--- Start of Input records ---

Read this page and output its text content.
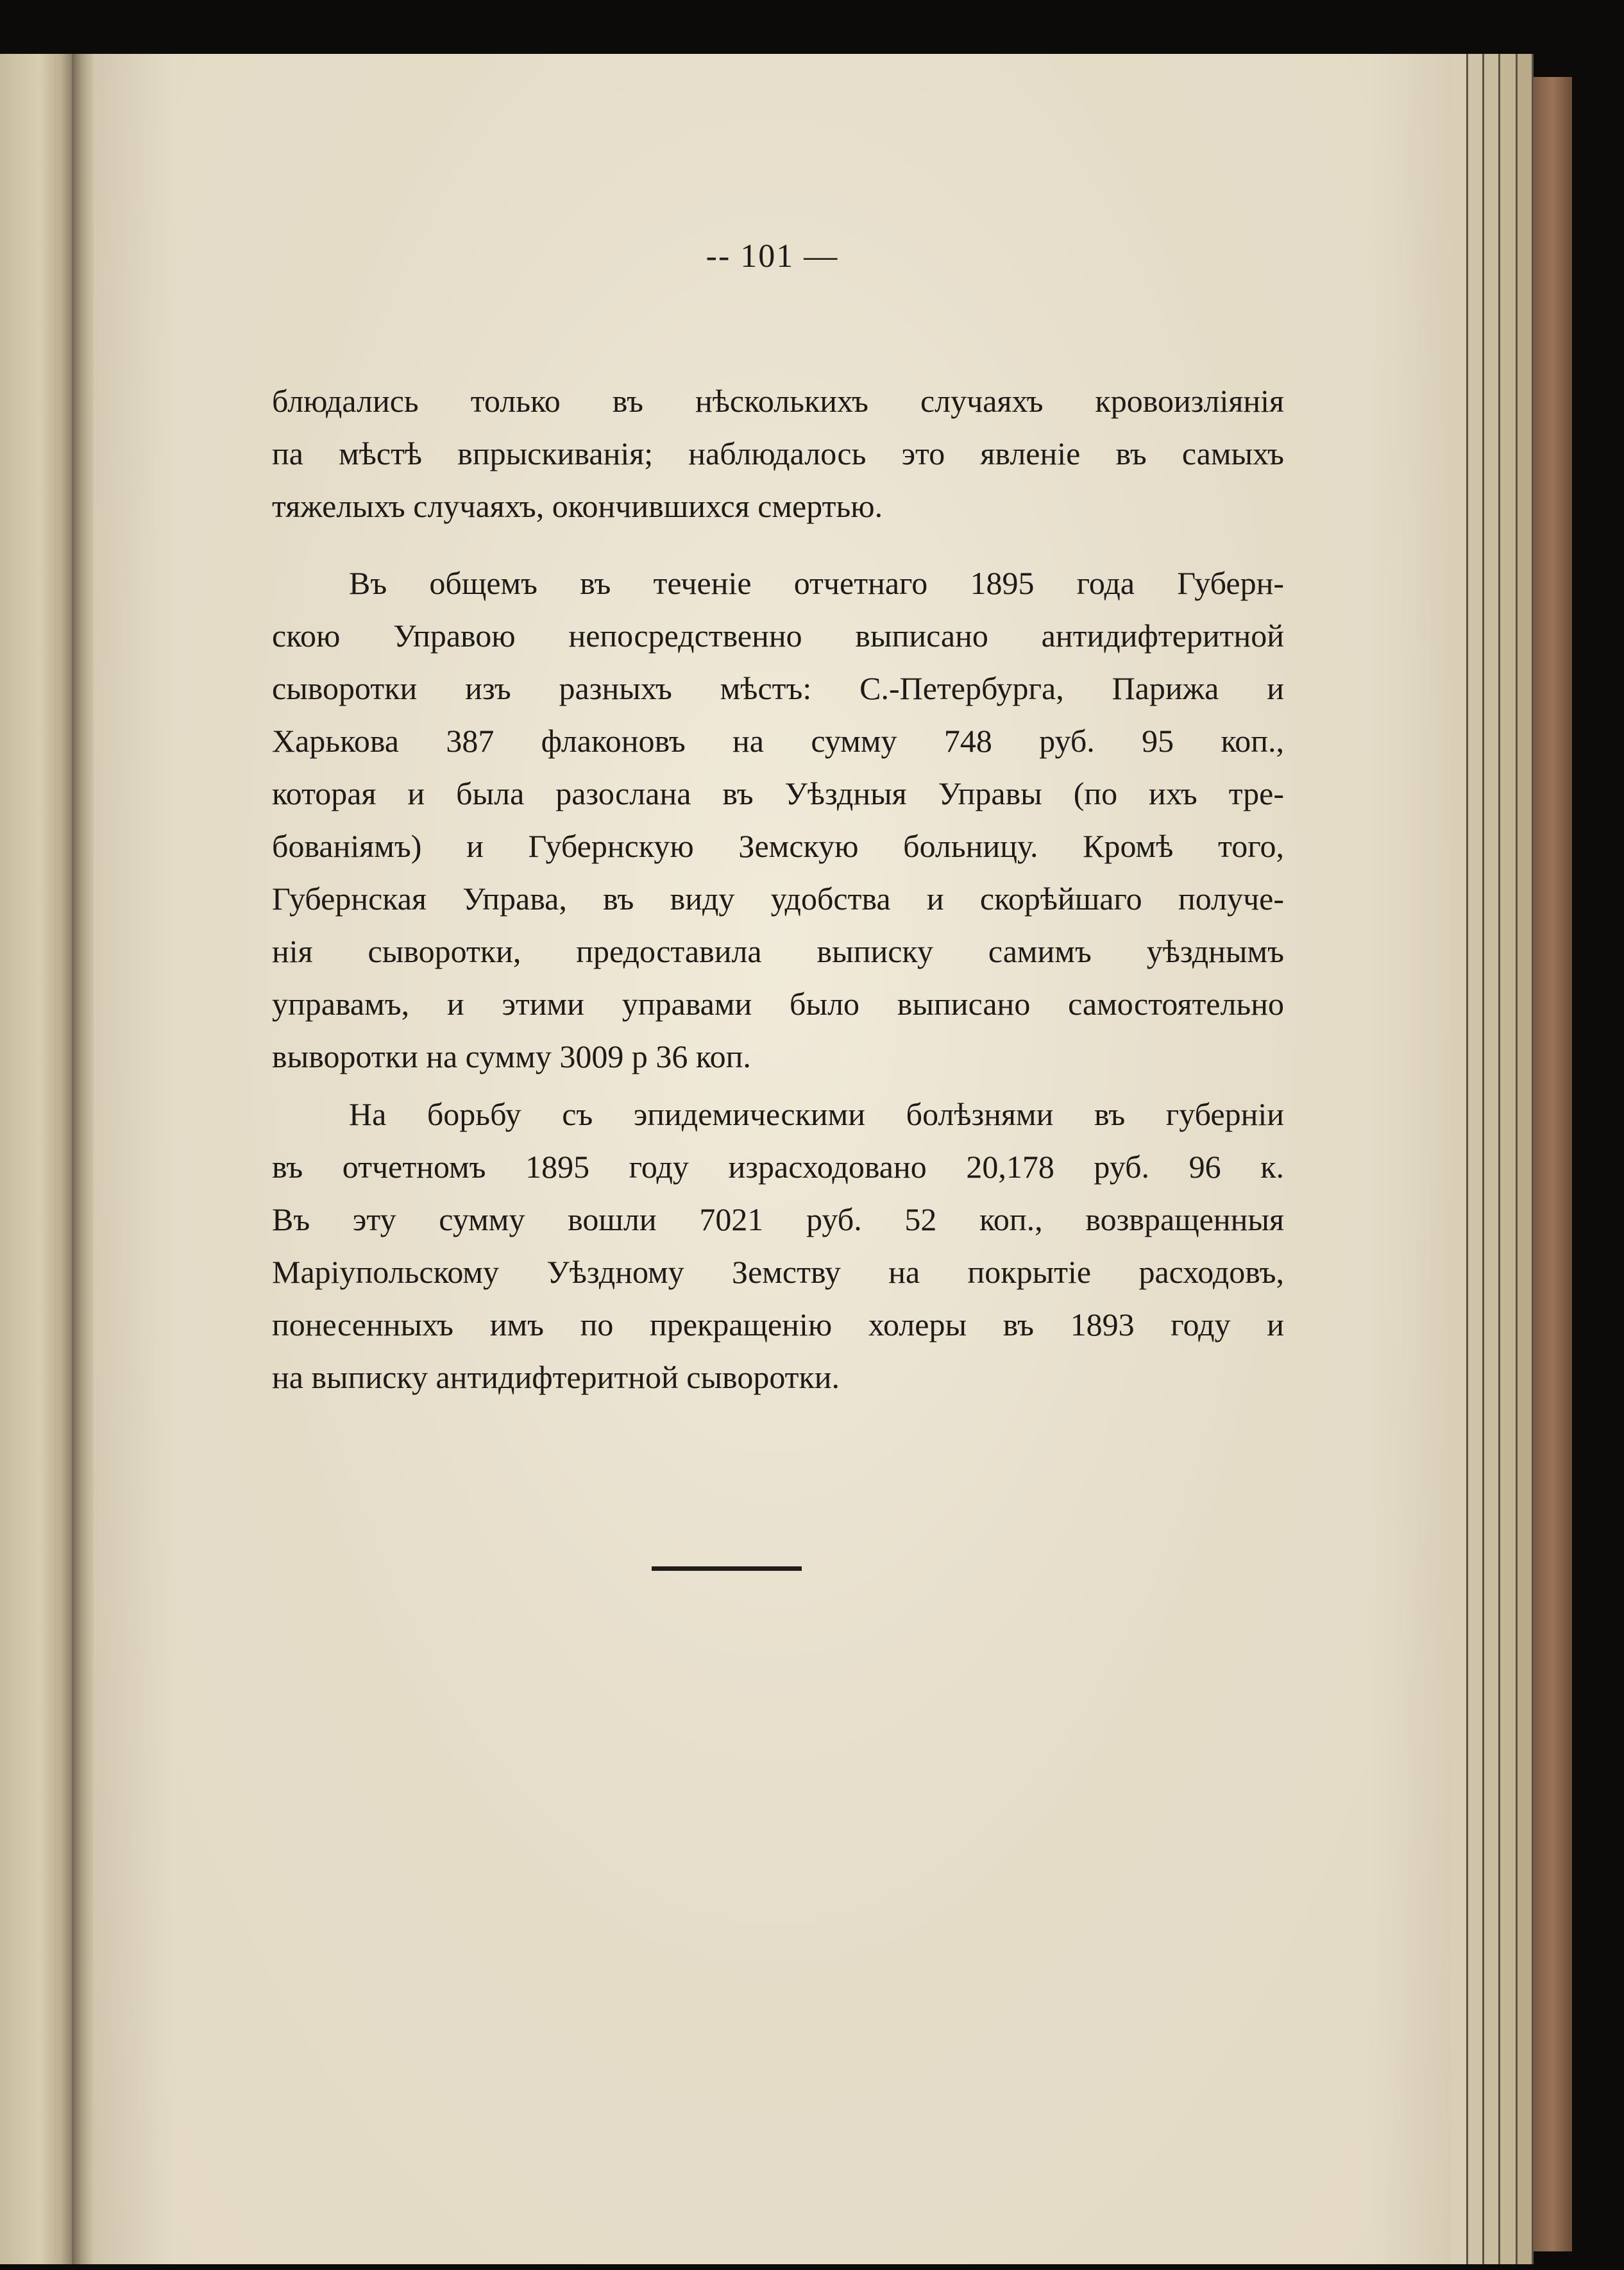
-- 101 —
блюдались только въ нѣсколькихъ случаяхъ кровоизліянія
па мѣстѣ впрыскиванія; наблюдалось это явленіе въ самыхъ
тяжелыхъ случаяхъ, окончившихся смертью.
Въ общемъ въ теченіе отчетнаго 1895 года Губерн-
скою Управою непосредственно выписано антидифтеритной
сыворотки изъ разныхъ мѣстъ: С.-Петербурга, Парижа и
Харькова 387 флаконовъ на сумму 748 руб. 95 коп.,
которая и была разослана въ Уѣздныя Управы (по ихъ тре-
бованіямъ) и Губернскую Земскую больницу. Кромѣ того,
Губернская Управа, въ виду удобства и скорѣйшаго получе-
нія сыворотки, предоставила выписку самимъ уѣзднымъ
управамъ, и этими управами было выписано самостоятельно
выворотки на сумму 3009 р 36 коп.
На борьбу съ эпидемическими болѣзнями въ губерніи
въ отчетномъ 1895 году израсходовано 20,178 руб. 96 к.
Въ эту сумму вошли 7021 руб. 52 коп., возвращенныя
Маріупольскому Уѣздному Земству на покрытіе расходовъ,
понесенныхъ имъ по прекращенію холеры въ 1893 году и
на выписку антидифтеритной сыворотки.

--- End of Input records ---

▸ What is needed: Copy the listing over exactly, skipping the pictures it holds.

▸ Solution for this problem:
Read this page and output its text content.
-- 101 —
блюдались только въ нѣсколькихъ случаяхъ кровоизліянія
па мѣстѣ впрыскиванія; наблюдалось это явленіе въ самыхъ
тяжелыхъ случаяхъ, окончившихся смертью.
Въ общемъ въ теченіе отчетнаго 1895 года Губерн-
скою Управою непосредственно выписано антидифтеритной
сыворотки изъ разныхъ мѣстъ: С.-Петербурга, Парижа и
Харькова 387 флаконовъ на сумму 748 руб. 95 коп.,
которая и была разослана въ Уѣздныя Управы (по ихъ тре-
бованіямъ) и Губернскую Земскую больницу. Кромѣ того,
Губернская Управа, въ виду удобства и скорѣйшаго получе-
нія сыворотки, предоставила выписку самимъ уѣзднымъ
управамъ, и этими управами было выписано самостоятельно
выворотки на сумму 3009 р 36 коп.
На борьбу съ эпидемическими болѣзнями въ губерніи
въ отчетномъ 1895 году израсходовано 20,178 руб. 96 к.
Въ эту сумму вошли 7021 руб. 52 коп., возвращенныя
Маріупольскому Уѣздному Земству на покрытіе расходовъ,
понесенныхъ имъ по прекращенію холеры въ 1893 году и
на выписку антидифтеритной сыворотки.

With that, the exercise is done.